- **What is required**
The entries below need to be written out exactly, with no pictures included.

## start Exercise inputs

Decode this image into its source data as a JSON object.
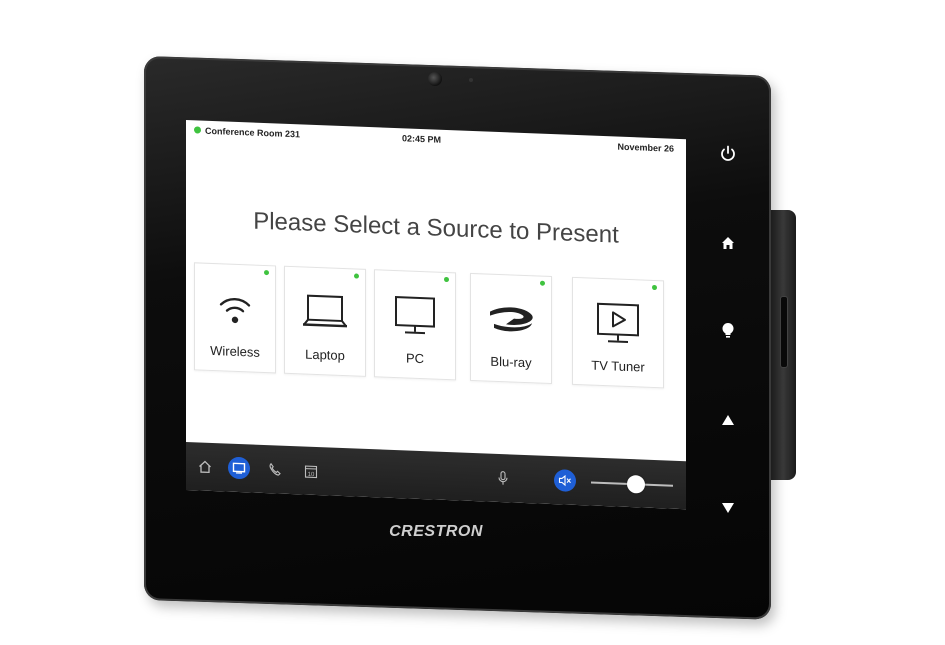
{
  "device": {
    "brand": "CRESTRON",
    "hardkeys": [
      {
        "name": "power-icon"
      },
      {
        "name": "home-icon"
      },
      {
        "name": "lightbulb-icon"
      },
      {
        "name": "arrow-up-icon"
      },
      {
        "name": "arrow-down-icon"
      }
    ]
  },
  "status": {
    "room": "Conference Room 231",
    "time": "02:45 PM",
    "date": "November 26",
    "online_color": "#3fc33f"
  },
  "main": {
    "prompt": "Please Select a Source to Present",
    "sources": [
      {
        "label": "Wireless",
        "icon": "wifi-icon"
      },
      {
        "label": "Laptop",
        "icon": "laptop-icon"
      },
      {
        "label": "PC",
        "icon": "monitor-icon"
      },
      {
        "label": "Blu-ray",
        "icon": "bluray-icon"
      },
      {
        "label": "TV Tuner",
        "icon": "tv-icon"
      }
    ]
  },
  "bottombar": {
    "icons": [
      "home-icon",
      "display-icon",
      "phone-icon",
      "calendar-icon",
      "microphone-icon",
      "mute-icon"
    ],
    "calendar_day": "10",
    "active_color": "#1f5fd6",
    "volume_level": 0.55
  }
}
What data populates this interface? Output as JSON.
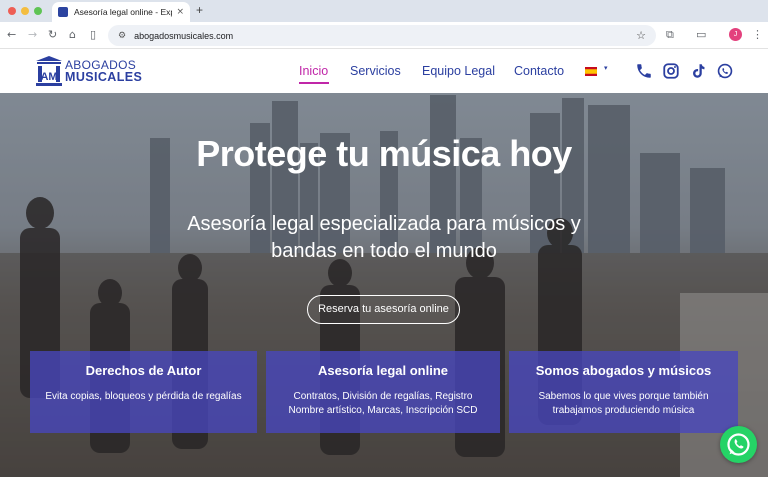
{
  "browser": {
    "tab_title": "Asesoría legal online - Expert",
    "tab_close": "×",
    "new_tab": "+",
    "url": "abogadosmusicales.com",
    "profile_initial": "J"
  },
  "site": {
    "logo_line1": "ABOGADOS",
    "logo_line2": "MUSICALES",
    "logo_monogram": "AM",
    "nav": [
      {
        "label": "Inicio"
      },
      {
        "label": "Servicios"
      },
      {
        "label": "Equipo Legal"
      },
      {
        "label": "Contacto"
      }
    ],
    "language_caret": "▾"
  },
  "hero": {
    "title": "Protege tu música hoy",
    "subtitle": "Asesoría legal especializada para músicos y bandas en todo el mundo",
    "cta": "Reserva tu asesoría online",
    "cards": [
      {
        "title": "Derechos de Autor",
        "text": "Evita copias, bloqueos y pérdida de regalías"
      },
      {
        "title": "Asesoría legal online",
        "text": "Contratos, División de regalías, Registro Nombre artístico, Marcas, Inscripción SCD"
      },
      {
        "title": "Somos abogados y músicos",
        "text": "Sabemos lo que vives porque también trabajamos produciendo música"
      }
    ]
  },
  "icons": {
    "back": "back-arrow-icon",
    "forward": "forward-arrow-icon",
    "reload": "reload-icon",
    "home": "home-icon",
    "phone": "phone-icon",
    "instagram": "instagram-icon",
    "tiktok": "tiktok-icon",
    "whatsapp": "whatsapp-icon"
  },
  "colors": {
    "brand_blue": "#2b3fa0",
    "active_pink": "#c026a8",
    "card_purple": "#4846be",
    "whatsapp_green": "#25d366"
  }
}
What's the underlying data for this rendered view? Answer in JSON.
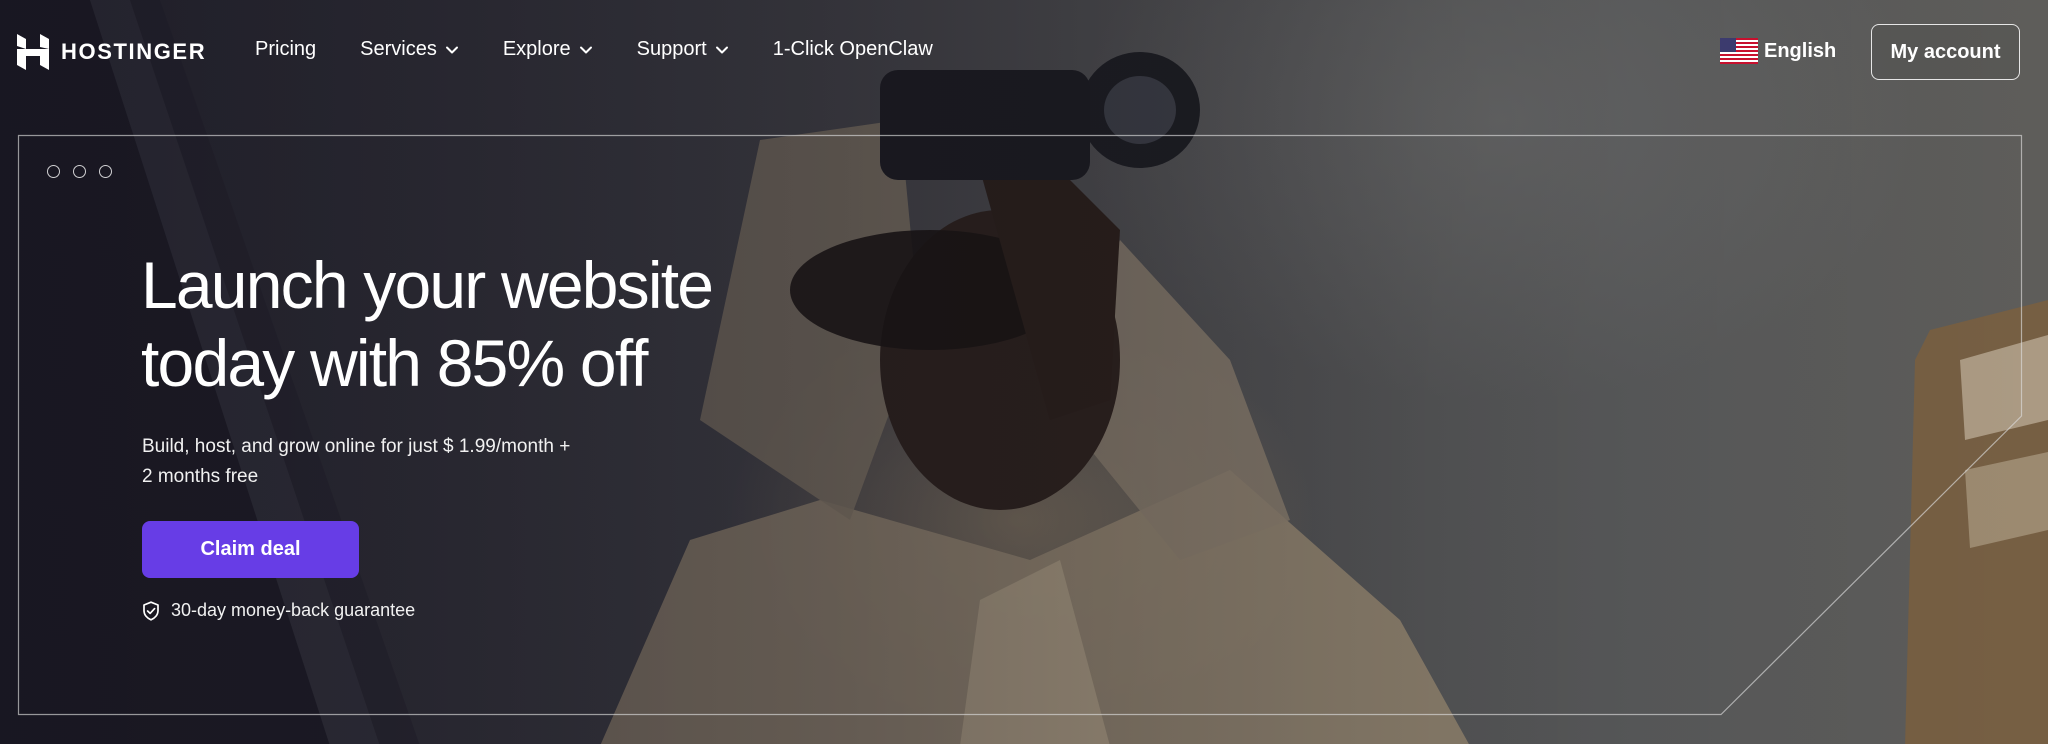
{
  "brand": {
    "name": "HOSTINGER",
    "logo_icon": "hostinger-h-logo"
  },
  "nav": {
    "items": [
      {
        "label": "Pricing",
        "has_dropdown": false
      },
      {
        "label": "Services",
        "has_dropdown": true
      },
      {
        "label": "Explore",
        "has_dropdown": true
      },
      {
        "label": "Support",
        "has_dropdown": true
      },
      {
        "label": "1-Click OpenClaw",
        "has_dropdown": false
      }
    ]
  },
  "language": {
    "label": "English",
    "flag_icon": "us-flag-icon"
  },
  "account": {
    "label": "My account"
  },
  "hero": {
    "headline_line1": "Launch your website",
    "headline_line2": "today with 85% off",
    "subtitle_line1": "Build, host, and grow online for just $ 1.99/month +",
    "subtitle_line2": "2 months free",
    "cta_label": "Claim deal",
    "guarantee_text": "30-day money-back guarantee"
  },
  "colors": {
    "accent": "#673de6",
    "text": "#ffffff",
    "frame_line": "#bdbdbd"
  }
}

## end Exercise inputs

- **Result of the task**
Decode this image into its source data as a JSON object.
{
  "device": {
    "brand": "CRESTRON",
    "hardkeys": [
      {
        "name": "power-icon"
      },
      {
        "name": "home-icon"
      },
      {
        "name": "lightbulb-icon"
      },
      {
        "name": "arrow-up-icon"
      },
      {
        "name": "arrow-down-icon"
      }
    ]
  },
  "status": {
    "room": "Conference Room 231",
    "time": "02:45 PM",
    "date": "November 26",
    "online_color": "#3fc33f"
  },
  "main": {
    "prompt": "Please Select a Source to Present",
    "sources": [
      {
        "label": "Wireless",
        "icon": "wifi-icon"
      },
      {
        "label": "Laptop",
        "icon": "laptop-icon"
      },
      {
        "label": "PC",
        "icon": "monitor-icon"
      },
      {
        "label": "Blu-ray",
        "icon": "bluray-icon"
      },
      {
        "label": "TV Tuner",
        "icon": "tv-icon"
      }
    ]
  },
  "bottombar": {
    "icons": [
      "home-icon",
      "display-icon",
      "phone-icon",
      "calendar-icon",
      "microphone-icon",
      "mute-icon"
    ],
    "calendar_day": "10",
    "active_color": "#1f5fd6",
    "volume_level": 0.55
  }
}
What data populates this interface? Output as JSON.
{
  "browser": {
    "tab_title": "Asesoría legal online - Expert",
    "tab_close": "×",
    "new_tab": "+",
    "url": "abogadosmusicales.com",
    "profile_initial": "J"
  },
  "site": {
    "logo_line1": "ABOGADOS",
    "logo_line2": "MUSICALES",
    "logo_monogram": "AM",
    "nav": [
      {
        "label": "Inicio"
      },
      {
        "label": "Servicios"
      },
      {
        "label": "Equipo Legal"
      },
      {
        "label": "Contacto"
      }
    ],
    "language_caret": "▾"
  },
  "hero": {
    "title": "Protege tu música hoy",
    "subtitle": "Asesoría legal especializada para músicos y bandas en todo el mundo",
    "cta": "Reserva tu asesoría online",
    "cards": [
      {
        "title": "Derechos de Autor",
        "text": "Evita copias, bloqueos y pérdida de regalías"
      },
      {
        "title": "Asesoría legal online",
        "text": "Contratos, División de regalías, Registro Nombre artístico, Marcas, Inscripción SCD"
      },
      {
        "title": "Somos abogados y músicos",
        "text": "Sabemos lo que vives porque también trabajamos produciendo música"
      }
    ]
  },
  "icons": {
    "back": "back-arrow-icon",
    "forward": "forward-arrow-icon",
    "reload": "reload-icon",
    "home": "home-icon",
    "phone": "phone-icon",
    "instagram": "instagram-icon",
    "tiktok": "tiktok-icon",
    "whatsapp": "whatsapp-icon"
  },
  "colors": {
    "brand_blue": "#2b3fa0",
    "active_pink": "#c026a8",
    "card_purple": "#4846be",
    "whatsapp_green": "#25d366"
  }
}
What's the underlying data for this rendered view? Answer in JSON.
{
  "brand": {
    "name": "HOSTINGER",
    "logo_icon": "hostinger-h-logo"
  },
  "nav": {
    "items": [
      {
        "label": "Pricing",
        "has_dropdown": false
      },
      {
        "label": "Services",
        "has_dropdown": true
      },
      {
        "label": "Explore",
        "has_dropdown": true
      },
      {
        "label": "Support",
        "has_dropdown": true
      },
      {
        "label": "1-Click OpenClaw",
        "has_dropdown": false
      }
    ]
  },
  "language": {
    "label": "English",
    "flag_icon": "us-flag-icon"
  },
  "account": {
    "label": "My account"
  },
  "hero": {
    "headline_line1": "Launch your website",
    "headline_line2": "today with 85% off",
    "subtitle_line1": "Build, host, and grow online for just $ 1.99/month +",
    "subtitle_line2": "2 months free",
    "cta_label": "Claim deal",
    "guarantee_text": "30-day money-back guarantee"
  },
  "colors": {
    "accent": "#673de6",
    "text": "#ffffff",
    "frame_line": "#bdbdbd"
  }
}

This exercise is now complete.